## Data for the task
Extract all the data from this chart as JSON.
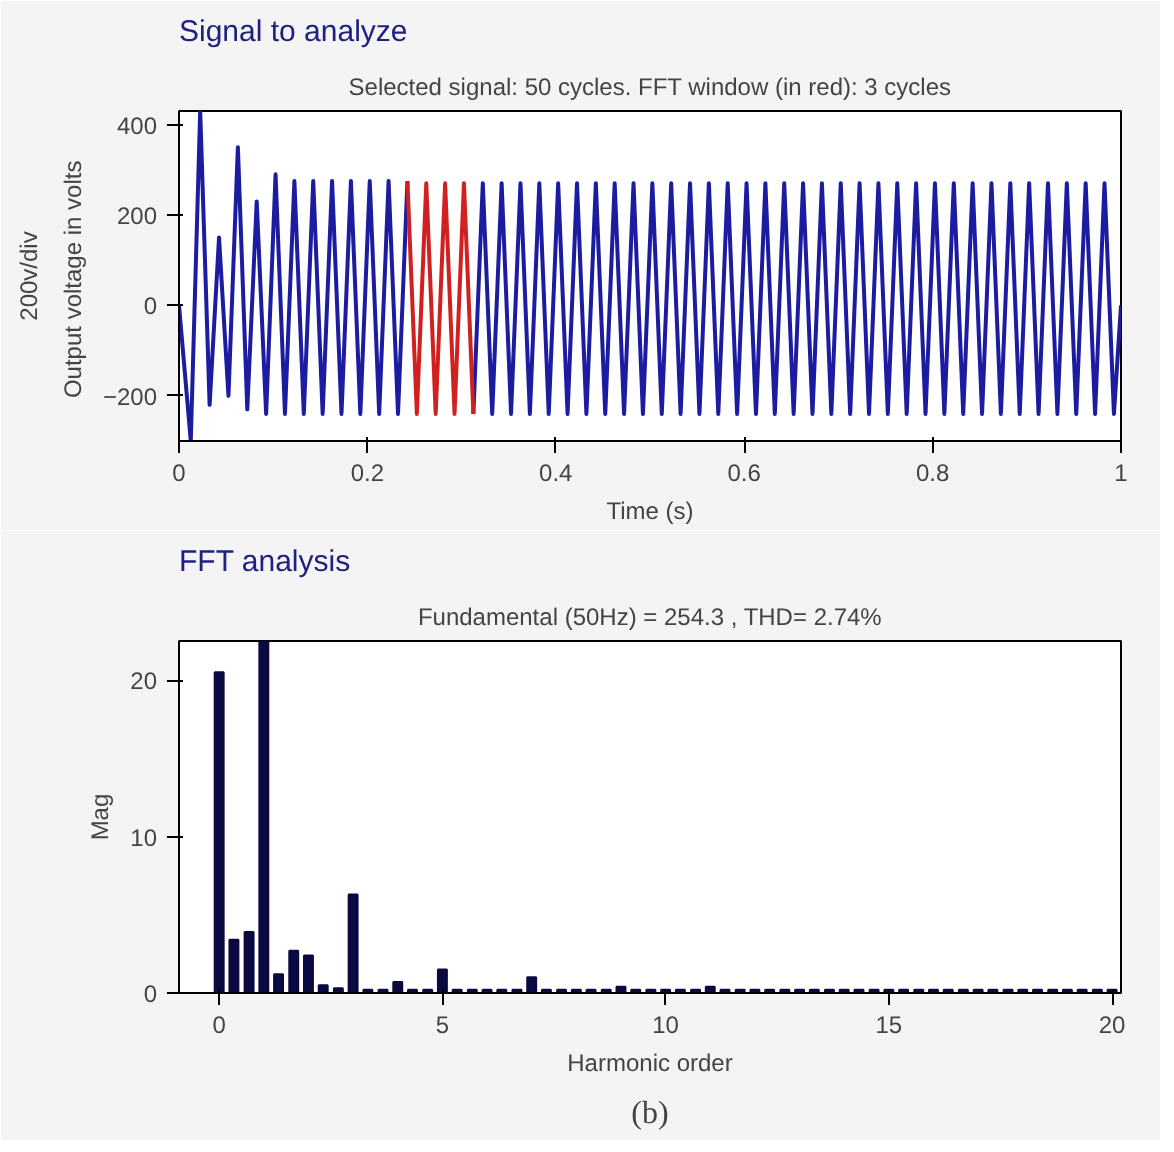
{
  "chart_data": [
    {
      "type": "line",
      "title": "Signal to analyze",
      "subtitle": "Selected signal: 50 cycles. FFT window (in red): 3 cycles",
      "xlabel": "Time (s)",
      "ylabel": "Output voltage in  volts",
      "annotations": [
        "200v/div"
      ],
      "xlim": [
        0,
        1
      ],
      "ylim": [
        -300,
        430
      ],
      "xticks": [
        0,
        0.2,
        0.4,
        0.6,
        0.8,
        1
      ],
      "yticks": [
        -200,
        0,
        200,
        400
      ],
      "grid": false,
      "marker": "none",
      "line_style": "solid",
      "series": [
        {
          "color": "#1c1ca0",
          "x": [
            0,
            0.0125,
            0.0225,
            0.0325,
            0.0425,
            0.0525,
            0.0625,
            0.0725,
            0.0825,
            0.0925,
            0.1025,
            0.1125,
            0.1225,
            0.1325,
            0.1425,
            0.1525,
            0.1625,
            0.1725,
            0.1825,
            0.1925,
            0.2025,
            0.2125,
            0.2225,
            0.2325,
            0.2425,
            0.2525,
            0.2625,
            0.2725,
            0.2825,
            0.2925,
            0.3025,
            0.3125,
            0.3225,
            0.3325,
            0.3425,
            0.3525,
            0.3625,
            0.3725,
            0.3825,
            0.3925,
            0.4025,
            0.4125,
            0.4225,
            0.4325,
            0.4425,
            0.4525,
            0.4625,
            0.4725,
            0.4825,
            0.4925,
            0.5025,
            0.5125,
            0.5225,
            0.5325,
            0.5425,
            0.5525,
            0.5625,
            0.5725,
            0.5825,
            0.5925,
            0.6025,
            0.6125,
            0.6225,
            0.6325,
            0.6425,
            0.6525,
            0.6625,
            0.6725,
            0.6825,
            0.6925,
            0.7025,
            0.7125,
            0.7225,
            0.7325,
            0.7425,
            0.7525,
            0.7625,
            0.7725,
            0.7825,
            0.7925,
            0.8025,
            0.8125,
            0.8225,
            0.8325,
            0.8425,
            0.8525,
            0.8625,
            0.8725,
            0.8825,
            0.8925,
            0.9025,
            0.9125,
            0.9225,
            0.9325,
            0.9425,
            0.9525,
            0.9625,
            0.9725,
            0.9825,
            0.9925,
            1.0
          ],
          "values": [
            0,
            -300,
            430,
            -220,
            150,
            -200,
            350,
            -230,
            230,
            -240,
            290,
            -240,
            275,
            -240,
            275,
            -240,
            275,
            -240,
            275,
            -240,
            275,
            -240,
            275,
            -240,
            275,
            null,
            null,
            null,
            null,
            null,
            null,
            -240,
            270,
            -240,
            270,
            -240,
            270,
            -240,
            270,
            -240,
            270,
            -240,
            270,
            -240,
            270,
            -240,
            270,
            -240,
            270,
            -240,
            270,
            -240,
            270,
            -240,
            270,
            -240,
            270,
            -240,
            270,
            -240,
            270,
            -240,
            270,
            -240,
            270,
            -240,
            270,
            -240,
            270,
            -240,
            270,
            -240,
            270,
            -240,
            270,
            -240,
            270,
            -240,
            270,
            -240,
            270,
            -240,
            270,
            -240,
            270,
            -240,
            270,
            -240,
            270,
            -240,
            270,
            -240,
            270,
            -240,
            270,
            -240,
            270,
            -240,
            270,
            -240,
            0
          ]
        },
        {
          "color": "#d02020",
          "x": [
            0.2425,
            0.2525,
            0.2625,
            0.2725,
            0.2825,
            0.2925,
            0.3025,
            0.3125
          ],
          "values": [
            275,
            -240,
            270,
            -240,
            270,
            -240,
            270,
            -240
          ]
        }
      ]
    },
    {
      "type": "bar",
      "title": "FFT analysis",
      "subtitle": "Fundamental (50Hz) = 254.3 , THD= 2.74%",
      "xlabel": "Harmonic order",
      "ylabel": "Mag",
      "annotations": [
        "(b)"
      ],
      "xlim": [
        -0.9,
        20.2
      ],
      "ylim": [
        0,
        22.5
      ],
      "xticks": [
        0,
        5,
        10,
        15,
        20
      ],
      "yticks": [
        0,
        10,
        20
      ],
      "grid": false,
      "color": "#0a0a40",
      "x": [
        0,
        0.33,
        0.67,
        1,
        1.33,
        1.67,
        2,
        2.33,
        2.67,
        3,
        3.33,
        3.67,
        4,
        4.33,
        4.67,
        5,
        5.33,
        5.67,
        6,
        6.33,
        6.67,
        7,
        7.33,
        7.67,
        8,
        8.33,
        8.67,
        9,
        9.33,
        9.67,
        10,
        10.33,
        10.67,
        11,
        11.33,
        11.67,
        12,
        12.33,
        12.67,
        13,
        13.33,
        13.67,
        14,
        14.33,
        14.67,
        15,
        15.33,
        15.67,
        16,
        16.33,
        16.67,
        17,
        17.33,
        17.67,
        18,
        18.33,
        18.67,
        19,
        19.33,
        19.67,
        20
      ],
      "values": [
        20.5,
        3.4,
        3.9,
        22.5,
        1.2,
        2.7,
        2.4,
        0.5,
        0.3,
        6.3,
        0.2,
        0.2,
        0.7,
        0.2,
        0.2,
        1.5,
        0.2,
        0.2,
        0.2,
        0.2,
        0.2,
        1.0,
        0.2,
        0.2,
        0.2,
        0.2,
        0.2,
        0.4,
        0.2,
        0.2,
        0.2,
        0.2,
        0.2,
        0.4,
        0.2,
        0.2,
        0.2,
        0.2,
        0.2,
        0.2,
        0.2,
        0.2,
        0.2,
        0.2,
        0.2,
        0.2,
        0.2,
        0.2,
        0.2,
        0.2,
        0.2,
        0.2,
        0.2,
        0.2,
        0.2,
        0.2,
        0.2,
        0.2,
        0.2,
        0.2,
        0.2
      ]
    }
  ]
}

## Given exercise
Repeat the records above exactly, leaving out the pictures.

## Solution for this problem
Extract all the data from this chart as JSON.
{
  "chart_data": [
    {
      "type": "line",
      "title": "Signal to analyze",
      "subtitle": "Selected signal: 50 cycles. FFT window (in red): 3 cycles",
      "xlabel": "Time (s)",
      "ylabel": "Output voltage in  volts",
      "annotations": [
        "200v/div"
      ],
      "xlim": [
        0,
        1
      ],
      "ylim": [
        -300,
        430
      ],
      "xticks": [
        0,
        0.2,
        0.4,
        0.6,
        0.8,
        1
      ],
      "yticks": [
        -200,
        0,
        200,
        400
      ],
      "grid": false,
      "marker": "none",
      "line_style": "solid",
      "series": [
        {
          "color": "#1c1ca0",
          "x": [
            0,
            0.0125,
            0.0225,
            0.0325,
            0.0425,
            0.0525,
            0.0625,
            0.0725,
            0.0825,
            0.0925,
            0.1025,
            0.1125,
            0.1225,
            0.1325,
            0.1425,
            0.1525,
            0.1625,
            0.1725,
            0.1825,
            0.1925,
            0.2025,
            0.2125,
            0.2225,
            0.2325,
            0.2425,
            0.2525,
            0.2625,
            0.2725,
            0.2825,
            0.2925,
            0.3025,
            0.3125,
            0.3225,
            0.3325,
            0.3425,
            0.3525,
            0.3625,
            0.3725,
            0.3825,
            0.3925,
            0.4025,
            0.4125,
            0.4225,
            0.4325,
            0.4425,
            0.4525,
            0.4625,
            0.4725,
            0.4825,
            0.4925,
            0.5025,
            0.5125,
            0.5225,
            0.5325,
            0.5425,
            0.5525,
            0.5625,
            0.5725,
            0.5825,
            0.5925,
            0.6025,
            0.6125,
            0.6225,
            0.6325,
            0.6425,
            0.6525,
            0.6625,
            0.6725,
            0.6825,
            0.6925,
            0.7025,
            0.7125,
            0.7225,
            0.7325,
            0.7425,
            0.7525,
            0.7625,
            0.7725,
            0.7825,
            0.7925,
            0.8025,
            0.8125,
            0.8225,
            0.8325,
            0.8425,
            0.8525,
            0.8625,
            0.8725,
            0.8825,
            0.8925,
            0.9025,
            0.9125,
            0.9225,
            0.9325,
            0.9425,
            0.9525,
            0.9625,
            0.9725,
            0.9825,
            0.9925,
            1.0
          ],
          "values": [
            0,
            -300,
            430,
            -220,
            150,
            -200,
            350,
            -230,
            230,
            -240,
            290,
            -240,
            275,
            -240,
            275,
            -240,
            275,
            -240,
            275,
            -240,
            275,
            -240,
            275,
            -240,
            275,
            null,
            null,
            null,
            null,
            null,
            null,
            -240,
            270,
            -240,
            270,
            -240,
            270,
            -240,
            270,
            -240,
            270,
            -240,
            270,
            -240,
            270,
            -240,
            270,
            -240,
            270,
            -240,
            270,
            -240,
            270,
            -240,
            270,
            -240,
            270,
            -240,
            270,
            -240,
            270,
            -240,
            270,
            -240,
            270,
            -240,
            270,
            -240,
            270,
            -240,
            270,
            -240,
            270,
            -240,
            270,
            -240,
            270,
            -240,
            270,
            -240,
            270,
            -240,
            270,
            -240,
            270,
            -240,
            270,
            -240,
            270,
            -240,
            270,
            -240,
            270,
            -240,
            270,
            -240,
            270,
            -240,
            270,
            -240,
            0
          ]
        },
        {
          "color": "#d02020",
          "x": [
            0.2425,
            0.2525,
            0.2625,
            0.2725,
            0.2825,
            0.2925,
            0.3025,
            0.3125
          ],
          "values": [
            275,
            -240,
            270,
            -240,
            270,
            -240,
            270,
            -240
          ]
        }
      ]
    },
    {
      "type": "bar",
      "title": "FFT analysis",
      "subtitle": "Fundamental (50Hz) = 254.3 , THD= 2.74%",
      "xlabel": "Harmonic order",
      "ylabel": "Mag",
      "annotations": [
        "(b)"
      ],
      "xlim": [
        -0.9,
        20.2
      ],
      "ylim": [
        0,
        22.5
      ],
      "xticks": [
        0,
        5,
        10,
        15,
        20
      ],
      "yticks": [
        0,
        10,
        20
      ],
      "grid": false,
      "color": "#0a0a40",
      "x": [
        0,
        0.33,
        0.67,
        1,
        1.33,
        1.67,
        2,
        2.33,
        2.67,
        3,
        3.33,
        3.67,
        4,
        4.33,
        4.67,
        5,
        5.33,
        5.67,
        6,
        6.33,
        6.67,
        7,
        7.33,
        7.67,
        8,
        8.33,
        8.67,
        9,
        9.33,
        9.67,
        10,
        10.33,
        10.67,
        11,
        11.33,
        11.67,
        12,
        12.33,
        12.67,
        13,
        13.33,
        13.67,
        14,
        14.33,
        14.67,
        15,
        15.33,
        15.67,
        16,
        16.33,
        16.67,
        17,
        17.33,
        17.67,
        18,
        18.33,
        18.67,
        19,
        19.33,
        19.67,
        20
      ],
      "values": [
        20.5,
        3.4,
        3.9,
        22.5,
        1.2,
        2.7,
        2.4,
        0.5,
        0.3,
        6.3,
        0.2,
        0.2,
        0.7,
        0.2,
        0.2,
        1.5,
        0.2,
        0.2,
        0.2,
        0.2,
        0.2,
        1.0,
        0.2,
        0.2,
        0.2,
        0.2,
        0.2,
        0.4,
        0.2,
        0.2,
        0.2,
        0.2,
        0.2,
        0.4,
        0.2,
        0.2,
        0.2,
        0.2,
        0.2,
        0.2,
        0.2,
        0.2,
        0.2,
        0.2,
        0.2,
        0.2,
        0.2,
        0.2,
        0.2,
        0.2,
        0.2,
        0.2,
        0.2,
        0.2,
        0.2,
        0.2,
        0.2,
        0.2,
        0.2,
        0.2,
        0.2
      ]
    }
  ]
}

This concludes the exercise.